--- WRITTEN INSTRUCTION ---
Wherever the word "this" appears in the entries, copy the whole line.
'''
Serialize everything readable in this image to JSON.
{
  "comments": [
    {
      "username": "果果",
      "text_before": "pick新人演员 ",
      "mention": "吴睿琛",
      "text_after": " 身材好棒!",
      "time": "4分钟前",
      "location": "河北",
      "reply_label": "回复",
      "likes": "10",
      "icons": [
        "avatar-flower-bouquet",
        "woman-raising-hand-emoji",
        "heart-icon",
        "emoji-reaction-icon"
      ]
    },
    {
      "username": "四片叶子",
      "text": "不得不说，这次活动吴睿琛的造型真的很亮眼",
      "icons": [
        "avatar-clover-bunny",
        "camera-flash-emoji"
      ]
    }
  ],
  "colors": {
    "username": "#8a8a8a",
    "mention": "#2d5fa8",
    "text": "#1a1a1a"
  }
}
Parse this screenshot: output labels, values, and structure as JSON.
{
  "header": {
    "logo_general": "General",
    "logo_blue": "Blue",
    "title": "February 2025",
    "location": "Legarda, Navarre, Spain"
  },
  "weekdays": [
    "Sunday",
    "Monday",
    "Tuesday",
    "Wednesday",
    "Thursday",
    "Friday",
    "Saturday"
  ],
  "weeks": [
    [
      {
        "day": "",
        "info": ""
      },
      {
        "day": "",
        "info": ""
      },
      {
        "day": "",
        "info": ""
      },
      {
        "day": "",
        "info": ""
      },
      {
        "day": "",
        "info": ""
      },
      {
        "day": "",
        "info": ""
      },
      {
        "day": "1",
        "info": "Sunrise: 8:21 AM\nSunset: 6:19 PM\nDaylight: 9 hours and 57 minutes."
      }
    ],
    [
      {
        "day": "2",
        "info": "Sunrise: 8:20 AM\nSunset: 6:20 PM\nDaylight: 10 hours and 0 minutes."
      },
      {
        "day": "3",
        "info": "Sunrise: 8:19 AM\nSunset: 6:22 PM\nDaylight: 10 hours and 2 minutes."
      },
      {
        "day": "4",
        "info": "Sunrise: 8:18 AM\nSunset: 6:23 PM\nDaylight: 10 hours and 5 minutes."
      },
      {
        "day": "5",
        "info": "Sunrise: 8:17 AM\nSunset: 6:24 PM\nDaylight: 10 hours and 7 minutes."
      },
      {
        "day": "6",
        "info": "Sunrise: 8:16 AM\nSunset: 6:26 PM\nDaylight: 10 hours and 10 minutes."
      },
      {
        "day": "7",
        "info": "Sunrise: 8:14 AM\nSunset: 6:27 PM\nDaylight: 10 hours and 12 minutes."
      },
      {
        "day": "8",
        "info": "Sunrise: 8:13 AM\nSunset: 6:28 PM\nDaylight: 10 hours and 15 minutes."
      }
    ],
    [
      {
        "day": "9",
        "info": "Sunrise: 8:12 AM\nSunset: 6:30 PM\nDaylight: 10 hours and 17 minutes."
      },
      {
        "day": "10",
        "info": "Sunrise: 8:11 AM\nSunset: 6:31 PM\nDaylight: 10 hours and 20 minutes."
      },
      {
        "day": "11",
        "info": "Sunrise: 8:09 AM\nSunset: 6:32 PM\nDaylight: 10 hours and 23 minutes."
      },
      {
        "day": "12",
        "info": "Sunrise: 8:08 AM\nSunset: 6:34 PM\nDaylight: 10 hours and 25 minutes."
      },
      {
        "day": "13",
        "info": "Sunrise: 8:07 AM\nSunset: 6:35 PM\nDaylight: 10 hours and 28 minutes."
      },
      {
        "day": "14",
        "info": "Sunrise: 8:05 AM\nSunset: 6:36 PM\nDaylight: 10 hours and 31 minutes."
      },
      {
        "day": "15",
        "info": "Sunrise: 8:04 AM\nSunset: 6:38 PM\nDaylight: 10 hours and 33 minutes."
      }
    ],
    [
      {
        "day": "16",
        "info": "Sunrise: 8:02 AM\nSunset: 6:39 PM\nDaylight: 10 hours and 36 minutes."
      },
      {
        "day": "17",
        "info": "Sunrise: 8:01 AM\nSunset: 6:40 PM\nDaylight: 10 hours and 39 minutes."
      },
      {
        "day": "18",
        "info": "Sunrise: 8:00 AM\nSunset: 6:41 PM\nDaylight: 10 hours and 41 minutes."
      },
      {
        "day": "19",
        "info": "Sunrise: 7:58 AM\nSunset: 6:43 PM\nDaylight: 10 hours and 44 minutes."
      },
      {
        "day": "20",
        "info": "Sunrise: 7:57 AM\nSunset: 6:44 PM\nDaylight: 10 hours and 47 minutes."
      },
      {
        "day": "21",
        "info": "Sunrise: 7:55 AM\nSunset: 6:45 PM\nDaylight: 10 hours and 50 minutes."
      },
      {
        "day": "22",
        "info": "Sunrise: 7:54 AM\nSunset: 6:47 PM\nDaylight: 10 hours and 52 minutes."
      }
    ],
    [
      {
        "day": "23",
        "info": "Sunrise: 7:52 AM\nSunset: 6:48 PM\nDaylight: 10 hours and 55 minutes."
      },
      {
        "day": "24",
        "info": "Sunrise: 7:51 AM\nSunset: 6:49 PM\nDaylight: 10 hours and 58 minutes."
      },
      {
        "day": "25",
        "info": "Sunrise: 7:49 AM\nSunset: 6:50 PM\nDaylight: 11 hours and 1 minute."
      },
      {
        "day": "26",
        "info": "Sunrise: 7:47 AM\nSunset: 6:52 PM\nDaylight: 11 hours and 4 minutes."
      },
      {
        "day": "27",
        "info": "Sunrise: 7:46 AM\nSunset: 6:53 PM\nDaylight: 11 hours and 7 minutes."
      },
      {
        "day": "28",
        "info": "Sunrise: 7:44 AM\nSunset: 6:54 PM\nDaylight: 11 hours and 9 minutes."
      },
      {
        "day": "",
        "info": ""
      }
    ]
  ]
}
'''
--- EXERCISE RESPONSE ---
Serialize everything readable in this image to JSON.
Parse this screenshot: output labels, values, and structure as JSON.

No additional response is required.